Objective
The records that follow must be repeated verbatim, every one of them.

Dataset items:

┄┄┄┄┄┄┄┄┄┄

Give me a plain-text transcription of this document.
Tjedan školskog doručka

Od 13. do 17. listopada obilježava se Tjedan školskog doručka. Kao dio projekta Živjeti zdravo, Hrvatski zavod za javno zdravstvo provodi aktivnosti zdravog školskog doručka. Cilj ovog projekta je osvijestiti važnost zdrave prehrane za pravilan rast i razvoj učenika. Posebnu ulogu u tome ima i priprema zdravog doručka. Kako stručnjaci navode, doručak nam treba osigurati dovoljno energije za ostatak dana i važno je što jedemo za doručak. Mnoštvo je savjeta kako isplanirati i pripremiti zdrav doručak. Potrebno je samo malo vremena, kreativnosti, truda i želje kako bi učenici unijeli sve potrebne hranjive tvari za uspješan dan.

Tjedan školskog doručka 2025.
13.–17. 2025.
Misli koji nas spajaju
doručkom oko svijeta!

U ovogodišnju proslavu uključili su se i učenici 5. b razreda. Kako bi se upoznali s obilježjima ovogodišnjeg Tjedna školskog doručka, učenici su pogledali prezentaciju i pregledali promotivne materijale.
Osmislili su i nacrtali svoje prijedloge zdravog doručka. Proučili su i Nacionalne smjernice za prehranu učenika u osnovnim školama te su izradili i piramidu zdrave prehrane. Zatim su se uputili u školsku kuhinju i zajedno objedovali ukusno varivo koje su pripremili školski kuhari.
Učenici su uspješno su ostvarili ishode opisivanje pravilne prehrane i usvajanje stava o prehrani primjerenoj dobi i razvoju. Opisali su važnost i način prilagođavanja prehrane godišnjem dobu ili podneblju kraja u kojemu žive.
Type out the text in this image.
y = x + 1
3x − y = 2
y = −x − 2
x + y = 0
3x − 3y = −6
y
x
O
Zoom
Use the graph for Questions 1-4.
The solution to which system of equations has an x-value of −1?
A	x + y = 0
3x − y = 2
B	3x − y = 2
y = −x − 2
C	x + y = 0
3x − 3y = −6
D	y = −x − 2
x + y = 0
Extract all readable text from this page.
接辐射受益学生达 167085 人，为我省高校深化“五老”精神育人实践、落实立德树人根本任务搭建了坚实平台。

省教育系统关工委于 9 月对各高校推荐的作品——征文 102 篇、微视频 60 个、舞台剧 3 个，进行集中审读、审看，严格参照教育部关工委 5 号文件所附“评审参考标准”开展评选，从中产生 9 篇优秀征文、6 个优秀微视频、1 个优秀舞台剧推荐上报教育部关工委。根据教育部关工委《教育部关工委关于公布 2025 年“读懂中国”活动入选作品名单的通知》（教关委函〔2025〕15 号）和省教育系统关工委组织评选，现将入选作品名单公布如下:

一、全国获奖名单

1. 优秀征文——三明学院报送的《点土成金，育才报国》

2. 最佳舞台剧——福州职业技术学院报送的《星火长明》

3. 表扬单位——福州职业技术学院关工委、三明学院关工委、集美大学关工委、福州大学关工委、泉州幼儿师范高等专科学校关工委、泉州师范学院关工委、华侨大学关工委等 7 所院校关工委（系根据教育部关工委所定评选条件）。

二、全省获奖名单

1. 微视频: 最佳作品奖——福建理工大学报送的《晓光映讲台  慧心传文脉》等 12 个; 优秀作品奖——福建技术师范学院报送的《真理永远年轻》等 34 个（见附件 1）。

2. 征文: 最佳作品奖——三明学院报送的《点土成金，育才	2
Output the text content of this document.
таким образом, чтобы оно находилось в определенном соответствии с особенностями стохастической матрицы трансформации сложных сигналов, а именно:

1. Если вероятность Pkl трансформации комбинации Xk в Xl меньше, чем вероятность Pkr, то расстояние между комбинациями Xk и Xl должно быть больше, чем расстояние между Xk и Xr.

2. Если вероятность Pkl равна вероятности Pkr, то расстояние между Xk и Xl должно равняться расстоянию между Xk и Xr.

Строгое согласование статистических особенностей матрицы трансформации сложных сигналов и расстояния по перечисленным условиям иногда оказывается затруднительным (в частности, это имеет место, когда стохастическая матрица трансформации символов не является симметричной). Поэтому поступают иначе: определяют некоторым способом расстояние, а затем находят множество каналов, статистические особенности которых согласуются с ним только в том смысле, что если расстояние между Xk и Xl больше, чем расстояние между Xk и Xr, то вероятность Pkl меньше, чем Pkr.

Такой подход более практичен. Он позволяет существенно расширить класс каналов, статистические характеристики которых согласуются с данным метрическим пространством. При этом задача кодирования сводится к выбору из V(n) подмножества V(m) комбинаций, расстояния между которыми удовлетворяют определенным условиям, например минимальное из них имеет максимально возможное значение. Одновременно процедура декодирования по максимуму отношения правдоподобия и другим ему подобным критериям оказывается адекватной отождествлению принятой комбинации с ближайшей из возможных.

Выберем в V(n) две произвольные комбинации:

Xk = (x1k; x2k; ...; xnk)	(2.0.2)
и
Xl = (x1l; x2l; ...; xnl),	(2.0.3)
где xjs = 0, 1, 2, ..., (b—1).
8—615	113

┄┄┄┄┄┄┄┄┄┄

Complete answer
Give me a plain-text transcription of this document.
Tjedan školskog doručka

Od 13. do 17. listopada obilježava se Tjedan školskog doručka. Kao dio projekta Živjeti zdravo, Hrvatski zavod za javno zdravstvo provodi aktivnosti zdravog školskog doručka. Cilj ovog projekta je osvijestiti važnost zdrave prehrane za pravilan rast i razvoj učenika. Posebnu ulogu u tome ima i priprema zdravog doručka. Kako stručnjaci navode, doručak nam treba osigurati dovoljno energije za ostatak dana i važno je što jedemo za doručak. Mnoštvo je savjeta kako isplanirati i pripremiti zdrav doručak. Potrebno je samo malo vremena, kreativnosti, truda i želje kako bi učenici unijeli sve potrebne hranjive tvari za uspješan dan.

Tjedan školskog doručka 2025.
13.–17. 2025.
Misli koji nas spajaju
doručkom oko svijeta!

U ovogodišnju proslavu uključili su se i učenici 5. b razreda. Kako bi se upoznali s obilježjima ovogodišnjeg Tjedna školskog doručka, učenici su pogledali prezentaciju i pregledali promotivne materijale.
Osmislili su i nacrtali svoje prijedloge zdravog doručka. Proučili su i Nacionalne smjernice za prehranu učenika u osnovnim školama te su izradili i piramidu zdrave prehrane. Zatim su se uputili u školsku kuhinju i zajedno objedovali ukusno varivo koje su pripremili školski kuhari.
Učenici su uspješno su ostvarili ishode opisivanje pravilne prehrane i usvajanje stava o prehrani primjerenoj dobi i razvoju. Opisali su važnost i način prilagođavanja prehrane godišnjem dobu ili podneblju kraja u kojemu žive.
Type out the text in this image.
y = x + 1
3x − y = 2
y = −x − 2
x + y = 0
3x − 3y = −6
y
x
O
Zoom
Use the graph for Questions 1-4.
The solution to which system of equations has an x-value of −1?
A	x + y = 0
3x − y = 2
B	3x − y = 2
y = −x − 2
C	x + y = 0
3x − 3y = −6
D	y = −x − 2
x + y = 0
Extract all readable text from this page.
接辐射受益学生达 167085 人，为我省高校深化“五老”精神育人实践、落实立德树人根本任务搭建了坚实平台。

省教育系统关工委于 9 月对各高校推荐的作品——征文 102 篇、微视频 60 个、舞台剧 3 个，进行集中审读、审看，严格参照教育部关工委 5 号文件所附“评审参考标准”开展评选，从中产生 9 篇优秀征文、6 个优秀微视频、1 个优秀舞台剧推荐上报教育部关工委。根据教育部关工委《教育部关工委关于公布 2025 年“读懂中国”活动入选作品名单的通知》（教关委函〔2025〕15 号）和省教育系统关工委组织评选，现将入选作品名单公布如下:

一、全国获奖名单

1. 优秀征文——三明学院报送的《点土成金，育才报国》

2. 最佳舞台剧——福州职业技术学院报送的《星火长明》

3. 表扬单位——福州职业技术学院关工委、三明学院关工委、集美大学关工委、福州大学关工委、泉州幼儿师范高等专科学校关工委、泉州师范学院关工委、华侨大学关工委等 7 所院校关工委（系根据教育部关工委所定评选条件）。

二、全省获奖名单

1. 微视频: 最佳作品奖——福建理工大学报送的《晓光映讲台  慧心传文脉》等 12 个; 优秀作品奖——福建技术师范学院报送的《真理永远年轻》等 34 个（见附件 1）。

2. 征文: 最佳作品奖——三明学院报送的《点土成金，育才	2
Output the text content of this document.
таким образом, чтобы оно находилось в определенном соответствии с особенностями стохастической матрицы трансформации сложных сигналов, а именно:

1. Если вероятность Pkl трансформации комбинации Xk в Xl меньше, чем вероятность Pkr, то расстояние между комбинациями Xk и Xl должно быть больше, чем расстояние между Xk и Xr.

2. Если вероятность Pkl равна вероятности Pkr, то расстояние между Xk и Xl должно равняться расстоянию между Xk и Xr.

Строгое согласование статистических особенностей матрицы трансформации сложных сигналов и расстояния по перечисленным условиям иногда оказывается затруднительным (в частности, это имеет место, когда стохастическая матрица трансформации символов не является симметричной). Поэтому поступают иначе: определяют некоторым способом расстояние, а затем находят множество каналов, статистические особенности которых согласуются с ним только в том смысле, что если расстояние между Xk и Xl больше, чем расстояние между Xk и Xr, то вероятность Pkl меньше, чем Pkr.

Такой подход более практичен. Он позволяет существенно расширить класс каналов, статистические характеристики которых согласуются с данным метрическим пространством. При этом задача кодирования сводится к выбору из V(n) подмножества V(m) комбинаций, расстояния между которыми удовлетворяют определенным условиям, например минимальное из них имеет максимально возможное значение. Одновременно процедура декодирования по максимуму отношения правдоподобия и другим ему подобным критериям оказывается адекватной отождествлению принятой комбинации с ближайшей из возможных.

Выберем в V(n) две произвольные комбинации:

Xk = (x1k; x2k; ...; xnk)	(2.0.2)
и
Xl = (x1l; x2l; ...; xnl),	(2.0.3)
где xjs = 0, 1, 2, ..., (b—1).
8—615	113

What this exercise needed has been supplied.